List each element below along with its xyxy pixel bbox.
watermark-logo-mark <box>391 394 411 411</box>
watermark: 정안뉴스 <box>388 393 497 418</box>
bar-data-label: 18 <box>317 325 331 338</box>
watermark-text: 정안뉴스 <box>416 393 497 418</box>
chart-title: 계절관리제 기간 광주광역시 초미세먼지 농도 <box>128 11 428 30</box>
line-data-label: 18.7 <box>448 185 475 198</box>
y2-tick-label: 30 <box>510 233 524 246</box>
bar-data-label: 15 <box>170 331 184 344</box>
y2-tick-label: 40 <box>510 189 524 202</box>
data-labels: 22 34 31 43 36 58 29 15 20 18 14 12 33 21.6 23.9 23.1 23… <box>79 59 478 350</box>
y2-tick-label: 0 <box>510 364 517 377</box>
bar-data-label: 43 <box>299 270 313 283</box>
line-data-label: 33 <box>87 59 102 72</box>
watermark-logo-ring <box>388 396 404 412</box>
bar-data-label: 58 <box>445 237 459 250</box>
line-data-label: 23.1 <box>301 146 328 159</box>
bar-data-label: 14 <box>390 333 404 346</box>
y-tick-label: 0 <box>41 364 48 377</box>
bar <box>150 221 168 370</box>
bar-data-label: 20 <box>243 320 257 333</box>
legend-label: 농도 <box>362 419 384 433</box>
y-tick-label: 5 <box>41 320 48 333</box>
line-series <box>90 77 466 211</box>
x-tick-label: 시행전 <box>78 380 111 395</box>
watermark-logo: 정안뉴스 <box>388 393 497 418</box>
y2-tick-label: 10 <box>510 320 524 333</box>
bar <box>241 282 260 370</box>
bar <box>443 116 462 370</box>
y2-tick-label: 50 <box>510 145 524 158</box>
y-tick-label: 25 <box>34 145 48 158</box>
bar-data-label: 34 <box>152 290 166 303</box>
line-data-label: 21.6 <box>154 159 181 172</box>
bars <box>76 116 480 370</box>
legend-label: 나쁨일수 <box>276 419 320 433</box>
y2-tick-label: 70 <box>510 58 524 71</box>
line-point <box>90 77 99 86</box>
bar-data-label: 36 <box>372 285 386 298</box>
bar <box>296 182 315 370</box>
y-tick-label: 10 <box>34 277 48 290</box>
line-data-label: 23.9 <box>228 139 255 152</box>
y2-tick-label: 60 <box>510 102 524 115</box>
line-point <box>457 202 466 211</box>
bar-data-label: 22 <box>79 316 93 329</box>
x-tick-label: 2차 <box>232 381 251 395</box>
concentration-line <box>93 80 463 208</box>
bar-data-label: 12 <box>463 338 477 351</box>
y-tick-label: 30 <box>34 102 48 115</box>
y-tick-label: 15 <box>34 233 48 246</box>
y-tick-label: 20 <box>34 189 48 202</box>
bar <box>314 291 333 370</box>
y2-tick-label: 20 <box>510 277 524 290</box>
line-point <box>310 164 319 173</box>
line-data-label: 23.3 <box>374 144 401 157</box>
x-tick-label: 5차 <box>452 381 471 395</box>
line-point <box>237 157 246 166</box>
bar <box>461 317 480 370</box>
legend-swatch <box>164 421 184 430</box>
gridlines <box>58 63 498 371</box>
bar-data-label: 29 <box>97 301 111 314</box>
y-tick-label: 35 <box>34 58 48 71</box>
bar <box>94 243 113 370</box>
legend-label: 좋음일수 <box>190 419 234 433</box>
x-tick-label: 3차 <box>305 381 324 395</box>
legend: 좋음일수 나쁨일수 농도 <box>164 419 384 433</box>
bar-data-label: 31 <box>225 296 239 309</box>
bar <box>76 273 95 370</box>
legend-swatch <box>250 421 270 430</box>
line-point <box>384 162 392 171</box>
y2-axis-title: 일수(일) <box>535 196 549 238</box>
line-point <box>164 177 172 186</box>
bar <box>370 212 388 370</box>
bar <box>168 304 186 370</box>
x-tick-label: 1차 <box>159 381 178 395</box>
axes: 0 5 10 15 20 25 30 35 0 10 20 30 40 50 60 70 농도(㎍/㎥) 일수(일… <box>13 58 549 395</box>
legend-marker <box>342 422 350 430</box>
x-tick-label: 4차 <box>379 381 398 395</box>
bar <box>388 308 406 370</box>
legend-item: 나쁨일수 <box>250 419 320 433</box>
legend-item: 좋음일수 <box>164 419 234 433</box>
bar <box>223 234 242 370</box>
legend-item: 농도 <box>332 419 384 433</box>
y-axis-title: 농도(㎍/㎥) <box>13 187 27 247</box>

_ _ _ _ _

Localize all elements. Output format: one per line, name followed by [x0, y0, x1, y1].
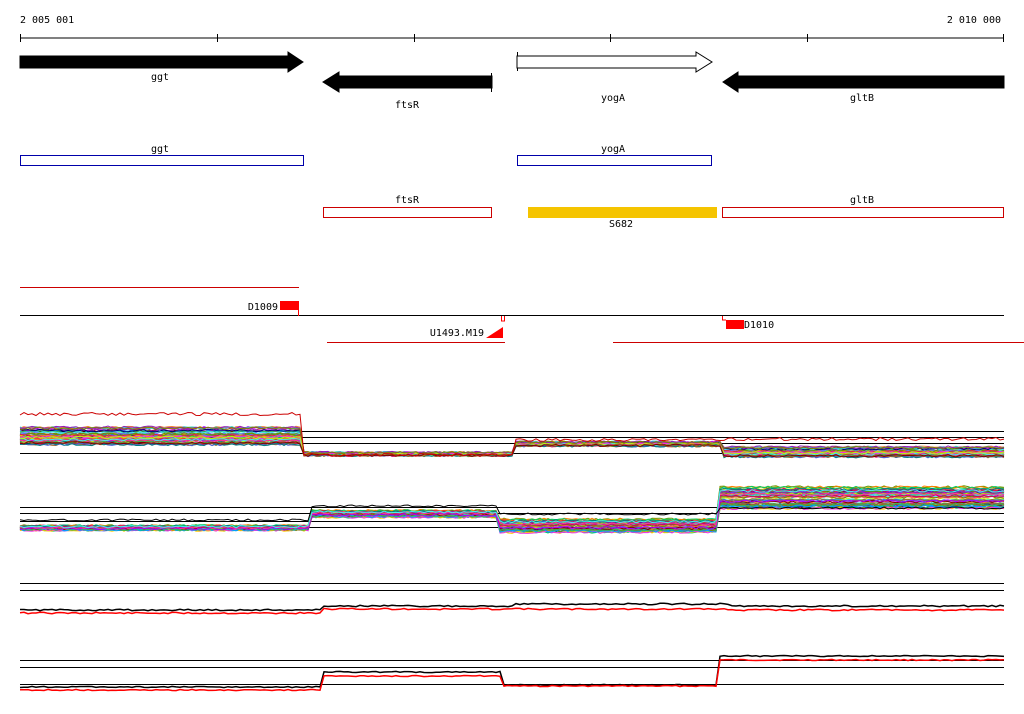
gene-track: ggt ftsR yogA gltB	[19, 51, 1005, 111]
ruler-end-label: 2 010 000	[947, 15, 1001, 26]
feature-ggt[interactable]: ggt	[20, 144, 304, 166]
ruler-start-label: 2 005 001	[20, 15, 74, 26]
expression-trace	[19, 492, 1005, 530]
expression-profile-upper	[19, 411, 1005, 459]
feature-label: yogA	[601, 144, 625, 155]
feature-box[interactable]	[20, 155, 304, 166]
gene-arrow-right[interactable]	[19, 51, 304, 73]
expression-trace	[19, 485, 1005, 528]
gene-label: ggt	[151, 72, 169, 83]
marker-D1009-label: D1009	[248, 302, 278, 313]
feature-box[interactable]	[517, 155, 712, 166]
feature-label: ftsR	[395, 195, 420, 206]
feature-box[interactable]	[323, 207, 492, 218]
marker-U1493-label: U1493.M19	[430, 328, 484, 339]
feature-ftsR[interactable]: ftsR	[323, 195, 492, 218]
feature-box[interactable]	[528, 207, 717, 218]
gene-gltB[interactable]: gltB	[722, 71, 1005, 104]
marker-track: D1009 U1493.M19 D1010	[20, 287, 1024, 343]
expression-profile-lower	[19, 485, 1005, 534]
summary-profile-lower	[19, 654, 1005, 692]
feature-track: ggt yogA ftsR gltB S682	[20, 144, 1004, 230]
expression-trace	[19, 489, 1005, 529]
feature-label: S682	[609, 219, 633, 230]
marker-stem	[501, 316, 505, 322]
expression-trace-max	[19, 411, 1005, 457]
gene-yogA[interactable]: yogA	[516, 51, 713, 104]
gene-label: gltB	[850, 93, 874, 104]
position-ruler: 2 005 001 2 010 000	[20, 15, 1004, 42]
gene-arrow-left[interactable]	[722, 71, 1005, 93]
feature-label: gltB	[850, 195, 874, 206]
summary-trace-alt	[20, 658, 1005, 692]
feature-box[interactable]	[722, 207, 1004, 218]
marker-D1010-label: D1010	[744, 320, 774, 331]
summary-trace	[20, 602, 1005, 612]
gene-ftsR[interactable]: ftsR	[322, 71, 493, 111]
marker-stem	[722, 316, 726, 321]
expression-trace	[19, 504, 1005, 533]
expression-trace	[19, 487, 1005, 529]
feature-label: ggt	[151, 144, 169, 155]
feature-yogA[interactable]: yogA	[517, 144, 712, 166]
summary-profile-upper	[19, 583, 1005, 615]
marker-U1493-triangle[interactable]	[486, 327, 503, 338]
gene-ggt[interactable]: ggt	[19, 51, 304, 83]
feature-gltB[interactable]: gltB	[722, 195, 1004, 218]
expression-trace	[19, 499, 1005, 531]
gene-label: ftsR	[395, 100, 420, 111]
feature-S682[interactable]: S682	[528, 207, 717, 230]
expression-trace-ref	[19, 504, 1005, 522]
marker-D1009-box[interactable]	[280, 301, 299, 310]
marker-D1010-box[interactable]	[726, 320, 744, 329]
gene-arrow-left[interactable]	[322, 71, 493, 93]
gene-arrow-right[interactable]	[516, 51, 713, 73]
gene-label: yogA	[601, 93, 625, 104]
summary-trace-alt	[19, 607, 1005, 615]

_ _ _ _ _

* _Directions_: Could you render the lines above, from the one containing "List each element" through the one containing "watermark-text: 정안뉴스 <box>416" (both included), as a Markdown table with columns named Row and Line, numbering each row and skipping blank lines?

* _Solution_:
| Row | Line |
|---|---|
| 1 | List each element below along with its xyxy pixel bbox. |
| 2 | watermark-logo-mark <box>391 394 411 411</box> |
| 3 | watermark: 정안뉴스 <box>388 393 497 418</box> |
| 4 | bar-data-label: 18 <box>317 325 331 338</box> |
| 5 | watermark-text: 정안뉴스 <box>416 393 497 418</box> |